*Task objective*.
Leave out the pictures and repeat the data exactly.

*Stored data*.

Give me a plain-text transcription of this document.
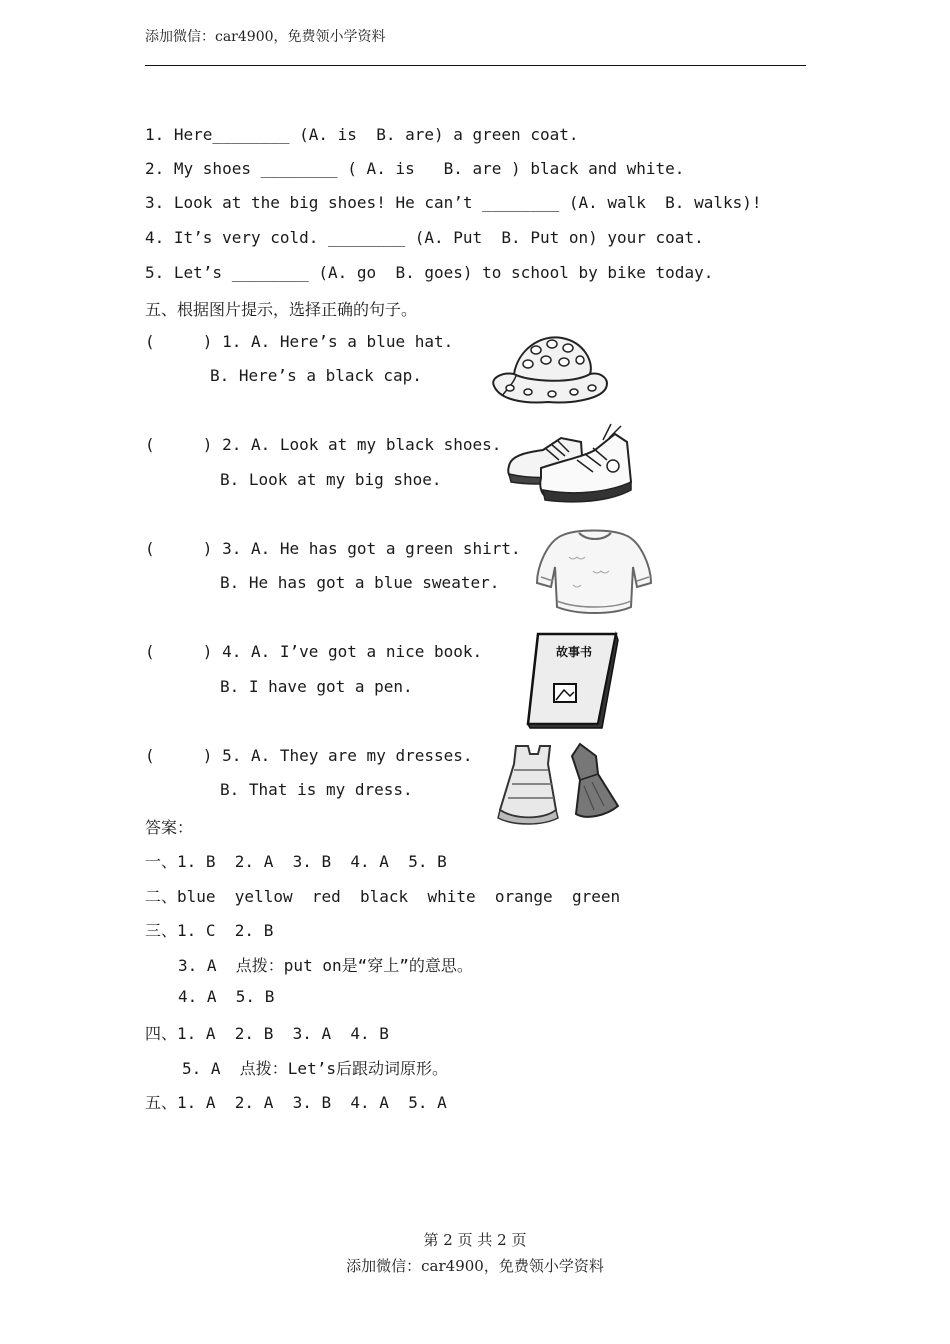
添加微信：car4900，免费领小学资料
1. Here________ (A. is  B. are) a green coat.
2. My shoes ________ ( A. is   B. are ) black and white.
3. Look at the big shoes! He can’t ________ (A. walk  B. walks)!
4. It’s very cold. ________ (A. Put  B. Put on) your coat.
5. Let’s ________ (A. go  B. goes) to school by bike today.
五、根据图片提示，选择正确的句子。
(     ) 1. A. Here’s a blue hat.
B. Here’s a black cap.
(     ) 2. A. Look at my black shoes.
B. Look at my big shoe.
(     ) 3. A. He has got a green shirt.
B. He has got a blue sweater.
(     ) 4. A. I’ve got a nice book.
B. I have got a pen.
(     ) 5. A. They are my dresses.
B. That is my dress.
故事书
答案：
一、1. B  2. A  3. B  4. A  5. B
二、blue  yellow  red  black  white  orange  green
三、1. C  2. B
3. A  点拨：put on是“穿上”的意思。
4. A  5. B
四、1. A  2. B  3. A  4. B
5. A  点拨：Let’s后跟动词原形。
五、1. A  2. A  3. B  4. A  5. A
第 2 页 共 2 页
添加微信：car4900，免费领小学资料
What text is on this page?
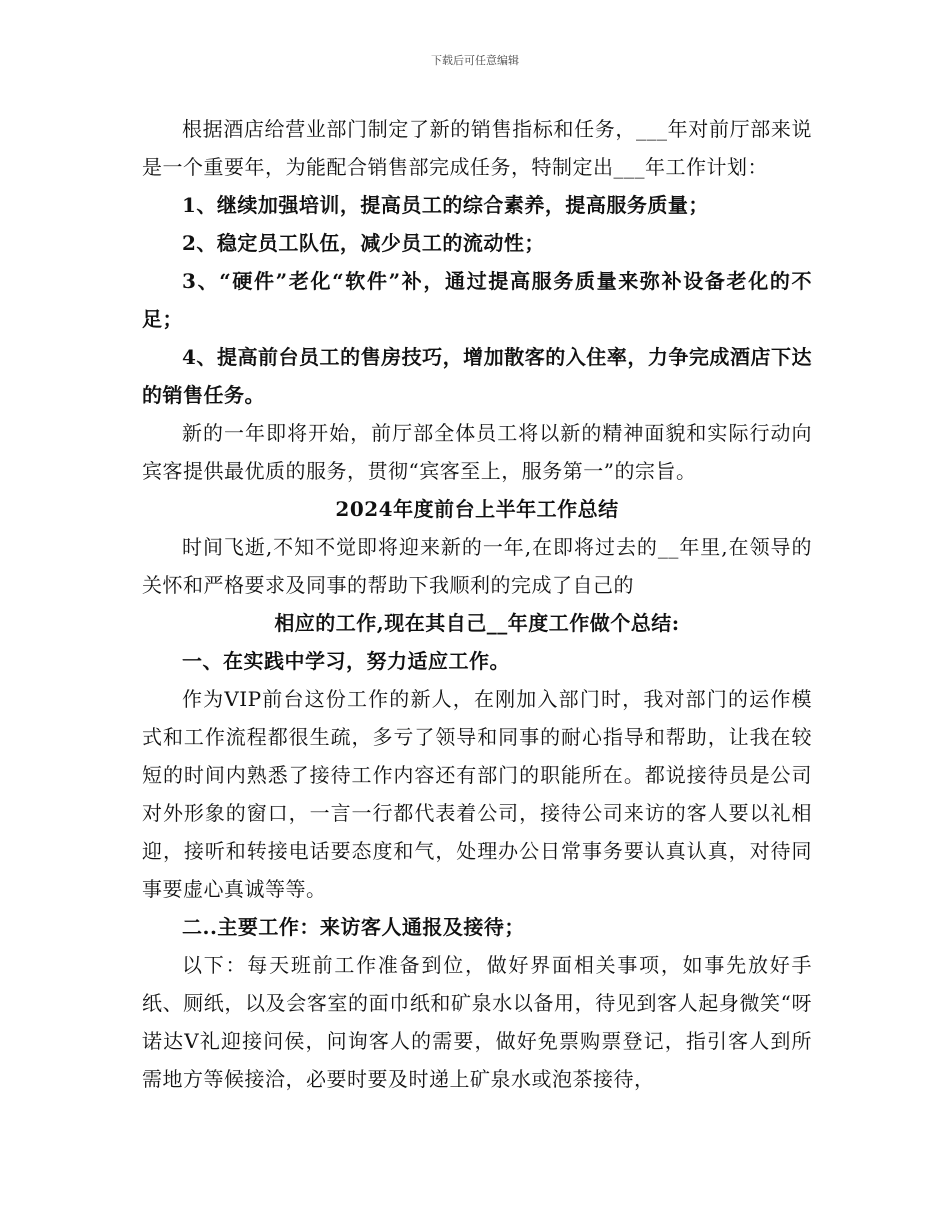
下载后可任意编辑

根据酒店给营业部门制定了新的销售指标和任务，___年对前厅部来说是一个重要年，为能配合销售部完成任务，特制定出___年工作计划：

1、继续加强培训，提高员工的综合素养，提高服务质量；

2、稳定员工队伍，减少员工的流动性；

3、“硬件”老化“软件”补，通过提高服务质量来弥补设备老化的不足；

4、提高前台员工的售房技巧，增加散客的入住率，力争完成酒店下达的销售任务。

新的一年即将开始，前厅部全体员工将以新的精神面貌和实际行动向宾客提供最优质的服务，贯彻“宾客至上，服务第一”的宗旨。

2024年度前台上半年工作总结

时间飞逝,不知不觉即将迎来新的一年,在即将过去的__年里,在领导的关怀和严格要求及同事的帮助下我顺利的完成了自己的

相应的工作,现在其自己__年度工作做个总结:

一、在实践中学习，努力适应工作。

作为VIP前台这份工作的新人，在刚加入部门时，我对部门的运作模式和工作流程都很生疏，多亏了领导和同事的耐心指导和帮助，让我在较短的时间内熟悉了接待工作内容还有部门的职能所在。都说接待员是公司对外形象的窗口，一言一行都代表着公司，接待公司来访的客人要以礼相迎，接听和转接电话要态度和气，处理办公日常事务要认真认真，对待同事要虚心真诚等等。

二..主要工作：来访客人通报及接待；

以下：每天班前工作准备到位，做好界面相关事项，如事先放好手纸、厕纸，以及会客室的面巾纸和矿泉水以备用，待见到客人起身微笑“呀诺达V礼迎接问侯，问询客人的需要，做好免票购票登记，指引客人到所需地方等候接洽，必要时要及时递上矿泉水或泡茶接待，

*Response to this task*.
Give me a plain-text transcription of this document.
添加微信：car4900，免费领小学资料
1. Here________ (A. is  B. are) a green coat.
2. My shoes ________ ( A. is   B. are ) black and white.
3. Look at the big shoes! He can’t ________ (A. walk  B. walks)!
4. It’s very cold. ________ (A. Put  B. Put on) your coat.
5. Let’s ________ (A. go  B. goes) to school by bike today.
五、根据图片提示，选择正确的句子。
(     ) 1. A. Here’s a blue hat.
B. Here’s a black cap.
(     ) 2. A. Look at my black shoes.
B. Look at my big shoe.
(     ) 3. A. He has got a green shirt.
B. He has got a blue sweater.
(     ) 4. A. I’ve got a nice book.
B. I have got a pen.
(     ) 5. A. They are my dresses.
B. That is my dress.
故事书
答案：
一、1. B  2. A  3. B  4. A  5. B
二、blue  yellow  red  black  white  orange  green
三、1. C  2. B
3. A  点拨：put on是“穿上”的意思。
4. A  5. B
四、1. A  2. B  3. A  4. B
5. A  点拨：Let’s后跟动词原形。
五、1. A  2. A  3. B  4. A  5. A
第 2 页 共 2 页
添加微信：car4900，免费领小学资料
What text is on this page?
下载后可任意编辑

根据酒店给营业部门制定了新的销售指标和任务，___年对前厅部来说是一个重要年，为能配合销售部完成任务，特制定出___年工作计划：

1、继续加强培训，提高员工的综合素养，提高服务质量；

2、稳定员工队伍，减少员工的流动性；

3、“硬件”老化“软件”补，通过提高服务质量来弥补设备老化的不足；

4、提高前台员工的售房技巧，增加散客的入住率，力争完成酒店下达的销售任务。

新的一年即将开始，前厅部全体员工将以新的精神面貌和实际行动向宾客提供最优质的服务，贯彻“宾客至上，服务第一”的宗旨。

2024年度前台上半年工作总结

时间飞逝,不知不觉即将迎来新的一年,在即将过去的__年里,在领导的关怀和严格要求及同事的帮助下我顺利的完成了自己的

相应的工作,现在其自己__年度工作做个总结:

一、在实践中学习，努力适应工作。

作为VIP前台这份工作的新人，在刚加入部门时，我对部门的运作模式和工作流程都很生疏，多亏了领导和同事的耐心指导和帮助，让我在较短的时间内熟悉了接待工作内容还有部门的职能所在。都说接待员是公司对外形象的窗口，一言一行都代表着公司，接待公司来访的客人要以礼相迎，接听和转接电话要态度和气，处理办公日常事务要认真认真，对待同事要虚心真诚等等。

二..主要工作：来访客人通报及接待；

以下：每天班前工作准备到位，做好界面相关事项，如事先放好手纸、厕纸，以及会客室的面巾纸和矿泉水以备用，待见到客人起身微笑“呀诺达V礼迎接问侯，问询客人的需要，做好免票购票登记，指引客人到所需地方等候接洽，必要时要及时递上矿泉水或泡茶接待，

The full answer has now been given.